Pick out every line of the entries below where "this" occurs, and copy those lines.

Figure content listings:

══════════

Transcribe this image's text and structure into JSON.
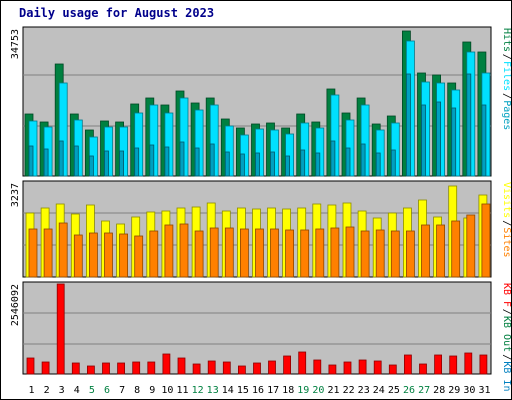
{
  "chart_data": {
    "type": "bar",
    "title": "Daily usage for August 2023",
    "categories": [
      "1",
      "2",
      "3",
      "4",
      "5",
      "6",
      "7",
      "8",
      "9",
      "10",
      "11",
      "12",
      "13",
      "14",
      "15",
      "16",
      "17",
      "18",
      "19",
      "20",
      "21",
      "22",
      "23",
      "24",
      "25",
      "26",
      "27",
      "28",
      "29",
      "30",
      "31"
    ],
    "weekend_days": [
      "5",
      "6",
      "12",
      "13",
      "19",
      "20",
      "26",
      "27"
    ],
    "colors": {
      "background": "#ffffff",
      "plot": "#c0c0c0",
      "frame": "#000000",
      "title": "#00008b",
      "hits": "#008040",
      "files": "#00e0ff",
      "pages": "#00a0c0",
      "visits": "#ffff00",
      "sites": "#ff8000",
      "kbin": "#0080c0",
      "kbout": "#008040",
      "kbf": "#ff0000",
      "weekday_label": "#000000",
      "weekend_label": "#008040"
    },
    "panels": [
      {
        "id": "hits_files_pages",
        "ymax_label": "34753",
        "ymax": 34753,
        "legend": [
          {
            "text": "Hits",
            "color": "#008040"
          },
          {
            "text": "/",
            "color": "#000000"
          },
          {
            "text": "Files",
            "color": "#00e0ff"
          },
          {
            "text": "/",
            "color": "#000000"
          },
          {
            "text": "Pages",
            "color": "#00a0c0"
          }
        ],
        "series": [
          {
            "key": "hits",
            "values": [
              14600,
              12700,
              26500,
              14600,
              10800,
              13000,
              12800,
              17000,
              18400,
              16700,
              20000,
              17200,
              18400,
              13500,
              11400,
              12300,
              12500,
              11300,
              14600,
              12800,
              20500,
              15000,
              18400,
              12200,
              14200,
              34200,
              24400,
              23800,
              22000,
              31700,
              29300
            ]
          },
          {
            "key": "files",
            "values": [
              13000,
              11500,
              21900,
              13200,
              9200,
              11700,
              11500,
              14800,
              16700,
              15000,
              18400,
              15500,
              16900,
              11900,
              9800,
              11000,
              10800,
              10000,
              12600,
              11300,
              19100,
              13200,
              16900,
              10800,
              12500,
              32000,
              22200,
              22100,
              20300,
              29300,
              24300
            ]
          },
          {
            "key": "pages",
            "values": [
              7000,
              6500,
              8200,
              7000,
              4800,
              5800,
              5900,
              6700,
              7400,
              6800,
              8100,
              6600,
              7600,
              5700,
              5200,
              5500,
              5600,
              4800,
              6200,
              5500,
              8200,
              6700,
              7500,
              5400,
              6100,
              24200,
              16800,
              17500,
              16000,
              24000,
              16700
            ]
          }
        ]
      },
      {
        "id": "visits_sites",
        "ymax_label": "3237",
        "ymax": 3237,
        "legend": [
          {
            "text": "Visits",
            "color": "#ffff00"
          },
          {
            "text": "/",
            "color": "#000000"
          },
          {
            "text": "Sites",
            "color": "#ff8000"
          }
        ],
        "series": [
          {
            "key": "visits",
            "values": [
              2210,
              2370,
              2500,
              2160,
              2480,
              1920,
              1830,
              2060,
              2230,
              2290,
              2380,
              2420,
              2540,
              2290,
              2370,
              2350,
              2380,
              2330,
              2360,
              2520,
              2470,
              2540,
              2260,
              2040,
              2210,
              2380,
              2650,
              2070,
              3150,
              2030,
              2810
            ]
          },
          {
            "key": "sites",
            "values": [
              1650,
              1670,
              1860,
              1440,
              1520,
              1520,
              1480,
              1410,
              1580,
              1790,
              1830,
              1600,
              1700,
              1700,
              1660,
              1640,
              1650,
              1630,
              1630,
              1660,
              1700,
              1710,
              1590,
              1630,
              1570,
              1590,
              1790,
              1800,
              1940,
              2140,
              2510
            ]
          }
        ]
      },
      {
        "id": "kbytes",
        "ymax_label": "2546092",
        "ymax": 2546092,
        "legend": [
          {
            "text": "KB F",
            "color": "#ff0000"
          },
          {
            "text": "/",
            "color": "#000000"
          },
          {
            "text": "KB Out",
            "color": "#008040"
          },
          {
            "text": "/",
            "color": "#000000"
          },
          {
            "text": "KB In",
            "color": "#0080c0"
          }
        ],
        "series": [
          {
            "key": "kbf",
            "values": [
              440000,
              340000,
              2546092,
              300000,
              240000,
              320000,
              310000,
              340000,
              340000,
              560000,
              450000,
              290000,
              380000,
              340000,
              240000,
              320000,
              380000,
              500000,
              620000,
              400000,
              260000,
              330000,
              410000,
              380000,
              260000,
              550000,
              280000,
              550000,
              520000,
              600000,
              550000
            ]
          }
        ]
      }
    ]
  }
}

══════════

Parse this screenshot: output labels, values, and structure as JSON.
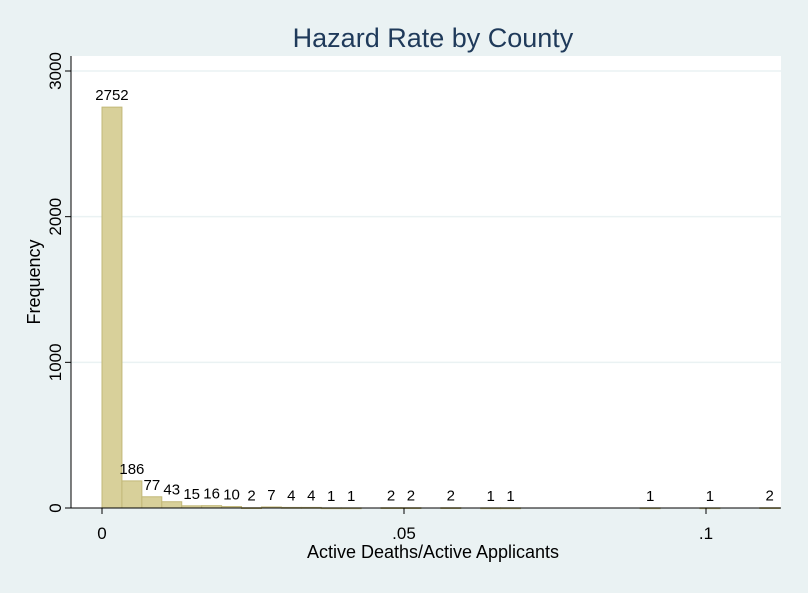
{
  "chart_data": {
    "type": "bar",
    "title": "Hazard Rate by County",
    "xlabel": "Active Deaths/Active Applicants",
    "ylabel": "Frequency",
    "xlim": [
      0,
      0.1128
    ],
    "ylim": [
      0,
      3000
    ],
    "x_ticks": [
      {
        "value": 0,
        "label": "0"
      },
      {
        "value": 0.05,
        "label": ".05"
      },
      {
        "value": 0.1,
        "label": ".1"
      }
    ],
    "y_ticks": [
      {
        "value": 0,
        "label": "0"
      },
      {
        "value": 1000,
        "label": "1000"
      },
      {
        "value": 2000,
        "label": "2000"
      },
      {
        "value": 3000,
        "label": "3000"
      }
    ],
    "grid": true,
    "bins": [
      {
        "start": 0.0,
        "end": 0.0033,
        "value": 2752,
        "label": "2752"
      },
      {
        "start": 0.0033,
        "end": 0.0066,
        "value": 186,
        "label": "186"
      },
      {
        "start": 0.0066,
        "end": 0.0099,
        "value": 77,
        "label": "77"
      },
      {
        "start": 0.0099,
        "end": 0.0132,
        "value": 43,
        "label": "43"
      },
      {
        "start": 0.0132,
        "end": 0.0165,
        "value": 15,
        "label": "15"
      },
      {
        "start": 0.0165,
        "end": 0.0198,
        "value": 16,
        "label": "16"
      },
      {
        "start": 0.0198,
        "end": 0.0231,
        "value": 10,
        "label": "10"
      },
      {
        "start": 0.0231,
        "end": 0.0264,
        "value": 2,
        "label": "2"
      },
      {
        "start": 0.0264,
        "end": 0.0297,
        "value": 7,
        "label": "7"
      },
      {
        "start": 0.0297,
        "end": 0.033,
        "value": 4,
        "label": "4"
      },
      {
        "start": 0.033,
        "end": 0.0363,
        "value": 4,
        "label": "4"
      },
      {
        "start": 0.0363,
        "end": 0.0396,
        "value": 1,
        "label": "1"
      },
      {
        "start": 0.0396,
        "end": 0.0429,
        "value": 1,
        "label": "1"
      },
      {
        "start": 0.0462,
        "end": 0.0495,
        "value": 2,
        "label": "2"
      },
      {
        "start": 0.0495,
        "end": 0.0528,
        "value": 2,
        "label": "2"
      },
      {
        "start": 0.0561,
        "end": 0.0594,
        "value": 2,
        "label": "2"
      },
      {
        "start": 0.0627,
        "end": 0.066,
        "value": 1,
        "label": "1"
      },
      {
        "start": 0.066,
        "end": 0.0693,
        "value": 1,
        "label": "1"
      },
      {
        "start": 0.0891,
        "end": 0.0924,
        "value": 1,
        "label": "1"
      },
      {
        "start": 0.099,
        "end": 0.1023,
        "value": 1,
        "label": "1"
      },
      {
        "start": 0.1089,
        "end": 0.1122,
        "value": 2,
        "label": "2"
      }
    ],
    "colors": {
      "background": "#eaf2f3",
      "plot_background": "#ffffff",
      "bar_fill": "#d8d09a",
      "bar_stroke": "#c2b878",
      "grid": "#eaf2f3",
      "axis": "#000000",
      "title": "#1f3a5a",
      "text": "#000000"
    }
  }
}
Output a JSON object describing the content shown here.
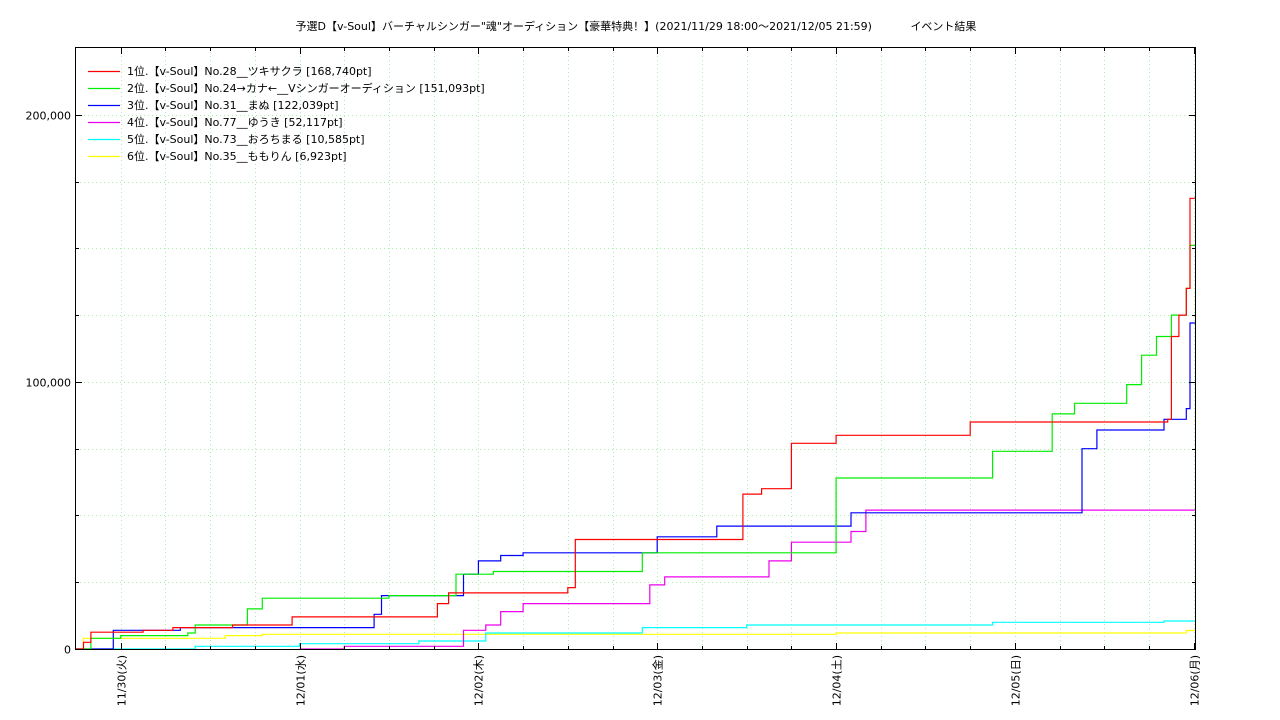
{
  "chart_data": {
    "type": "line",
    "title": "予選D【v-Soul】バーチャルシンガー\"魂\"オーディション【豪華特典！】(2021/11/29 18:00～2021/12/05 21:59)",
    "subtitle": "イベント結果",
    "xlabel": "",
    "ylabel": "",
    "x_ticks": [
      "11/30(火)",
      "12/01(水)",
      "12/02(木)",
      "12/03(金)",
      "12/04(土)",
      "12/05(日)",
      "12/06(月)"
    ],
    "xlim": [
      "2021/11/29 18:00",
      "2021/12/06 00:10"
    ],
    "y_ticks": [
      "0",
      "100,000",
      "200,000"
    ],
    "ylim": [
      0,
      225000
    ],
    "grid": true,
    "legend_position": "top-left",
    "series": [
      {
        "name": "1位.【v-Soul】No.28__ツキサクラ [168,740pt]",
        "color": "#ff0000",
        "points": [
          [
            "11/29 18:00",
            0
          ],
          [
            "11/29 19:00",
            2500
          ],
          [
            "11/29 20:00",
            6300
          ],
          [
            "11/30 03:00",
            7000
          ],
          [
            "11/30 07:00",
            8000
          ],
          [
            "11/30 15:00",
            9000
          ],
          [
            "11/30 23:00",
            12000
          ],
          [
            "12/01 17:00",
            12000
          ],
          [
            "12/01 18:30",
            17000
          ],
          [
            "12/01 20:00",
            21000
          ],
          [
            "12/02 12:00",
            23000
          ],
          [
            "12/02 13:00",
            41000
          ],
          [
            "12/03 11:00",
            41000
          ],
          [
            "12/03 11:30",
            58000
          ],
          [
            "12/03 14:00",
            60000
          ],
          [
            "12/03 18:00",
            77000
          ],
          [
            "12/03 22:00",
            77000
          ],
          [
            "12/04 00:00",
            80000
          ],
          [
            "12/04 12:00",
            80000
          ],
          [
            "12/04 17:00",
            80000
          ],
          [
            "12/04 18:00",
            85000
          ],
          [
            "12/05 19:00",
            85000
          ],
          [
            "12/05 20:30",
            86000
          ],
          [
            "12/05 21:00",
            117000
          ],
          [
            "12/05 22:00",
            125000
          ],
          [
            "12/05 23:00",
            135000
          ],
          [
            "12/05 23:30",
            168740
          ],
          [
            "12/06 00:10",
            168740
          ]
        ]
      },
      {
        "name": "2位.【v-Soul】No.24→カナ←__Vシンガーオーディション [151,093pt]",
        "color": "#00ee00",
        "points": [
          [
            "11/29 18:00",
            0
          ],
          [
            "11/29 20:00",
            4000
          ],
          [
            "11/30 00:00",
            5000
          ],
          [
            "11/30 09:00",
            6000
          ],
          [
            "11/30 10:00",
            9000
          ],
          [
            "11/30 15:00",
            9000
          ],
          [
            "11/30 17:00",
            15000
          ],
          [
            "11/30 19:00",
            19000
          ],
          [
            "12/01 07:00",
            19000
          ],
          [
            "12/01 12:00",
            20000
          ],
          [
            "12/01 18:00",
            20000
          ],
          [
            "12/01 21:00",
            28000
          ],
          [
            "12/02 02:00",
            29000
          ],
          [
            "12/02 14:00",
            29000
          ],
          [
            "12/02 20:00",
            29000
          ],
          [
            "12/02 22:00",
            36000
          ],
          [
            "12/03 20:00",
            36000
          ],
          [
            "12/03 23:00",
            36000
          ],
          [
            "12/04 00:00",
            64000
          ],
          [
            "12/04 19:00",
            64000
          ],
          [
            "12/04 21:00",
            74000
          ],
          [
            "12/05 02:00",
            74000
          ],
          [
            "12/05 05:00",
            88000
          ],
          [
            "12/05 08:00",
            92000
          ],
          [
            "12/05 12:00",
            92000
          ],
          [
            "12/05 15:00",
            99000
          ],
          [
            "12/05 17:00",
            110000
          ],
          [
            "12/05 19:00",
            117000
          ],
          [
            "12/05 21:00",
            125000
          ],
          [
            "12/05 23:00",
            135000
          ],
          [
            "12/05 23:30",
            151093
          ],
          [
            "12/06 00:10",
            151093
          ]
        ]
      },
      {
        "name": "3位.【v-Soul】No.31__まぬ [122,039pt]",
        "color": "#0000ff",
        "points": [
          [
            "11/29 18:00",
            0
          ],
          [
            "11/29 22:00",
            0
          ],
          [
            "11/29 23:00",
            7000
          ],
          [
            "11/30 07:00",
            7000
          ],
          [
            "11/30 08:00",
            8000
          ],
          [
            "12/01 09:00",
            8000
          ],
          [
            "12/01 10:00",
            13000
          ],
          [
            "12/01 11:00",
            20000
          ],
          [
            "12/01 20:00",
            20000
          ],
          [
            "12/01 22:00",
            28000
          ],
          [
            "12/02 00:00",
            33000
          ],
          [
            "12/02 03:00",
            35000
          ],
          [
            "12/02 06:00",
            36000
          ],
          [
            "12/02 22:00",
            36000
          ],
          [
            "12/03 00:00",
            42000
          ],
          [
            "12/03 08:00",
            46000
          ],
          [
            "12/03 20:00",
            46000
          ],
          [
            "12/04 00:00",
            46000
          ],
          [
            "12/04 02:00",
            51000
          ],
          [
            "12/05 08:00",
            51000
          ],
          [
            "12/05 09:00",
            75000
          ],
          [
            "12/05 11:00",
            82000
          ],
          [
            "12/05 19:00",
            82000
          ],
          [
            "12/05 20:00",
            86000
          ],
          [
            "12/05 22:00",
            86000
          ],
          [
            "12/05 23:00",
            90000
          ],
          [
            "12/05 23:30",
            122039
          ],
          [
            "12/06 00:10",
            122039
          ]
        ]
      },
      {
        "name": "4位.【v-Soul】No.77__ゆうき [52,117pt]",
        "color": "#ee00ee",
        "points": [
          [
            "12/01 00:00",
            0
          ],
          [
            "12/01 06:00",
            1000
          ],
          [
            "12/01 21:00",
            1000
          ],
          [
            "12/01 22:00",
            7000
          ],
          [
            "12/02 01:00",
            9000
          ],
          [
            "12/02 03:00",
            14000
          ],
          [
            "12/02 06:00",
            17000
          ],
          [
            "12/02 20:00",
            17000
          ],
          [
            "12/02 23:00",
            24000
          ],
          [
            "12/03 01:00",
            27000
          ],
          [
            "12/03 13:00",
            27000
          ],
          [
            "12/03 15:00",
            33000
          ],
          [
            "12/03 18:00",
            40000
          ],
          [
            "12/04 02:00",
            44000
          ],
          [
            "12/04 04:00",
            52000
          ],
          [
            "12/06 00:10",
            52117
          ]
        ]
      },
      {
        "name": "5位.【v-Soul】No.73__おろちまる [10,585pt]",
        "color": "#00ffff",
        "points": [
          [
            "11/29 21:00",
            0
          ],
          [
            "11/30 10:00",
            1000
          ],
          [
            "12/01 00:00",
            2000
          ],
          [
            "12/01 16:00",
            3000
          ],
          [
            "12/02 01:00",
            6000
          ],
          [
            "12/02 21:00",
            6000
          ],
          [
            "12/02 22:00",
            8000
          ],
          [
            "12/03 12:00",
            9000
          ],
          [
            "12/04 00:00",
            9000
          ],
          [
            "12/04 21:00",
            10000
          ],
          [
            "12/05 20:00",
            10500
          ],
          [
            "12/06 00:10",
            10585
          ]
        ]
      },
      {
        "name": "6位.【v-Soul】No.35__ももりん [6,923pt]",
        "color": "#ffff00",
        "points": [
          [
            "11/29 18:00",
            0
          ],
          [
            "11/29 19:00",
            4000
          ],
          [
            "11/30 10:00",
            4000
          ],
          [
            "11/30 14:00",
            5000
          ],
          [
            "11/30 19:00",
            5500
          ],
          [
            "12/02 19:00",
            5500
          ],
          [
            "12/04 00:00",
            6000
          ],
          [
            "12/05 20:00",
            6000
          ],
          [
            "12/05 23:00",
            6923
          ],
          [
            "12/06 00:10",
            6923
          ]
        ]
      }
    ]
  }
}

══════════

### Answer in full
Transcribe this image's text and structure into JSON.
Parse this screenshot: output labels, values, and structure as JSON.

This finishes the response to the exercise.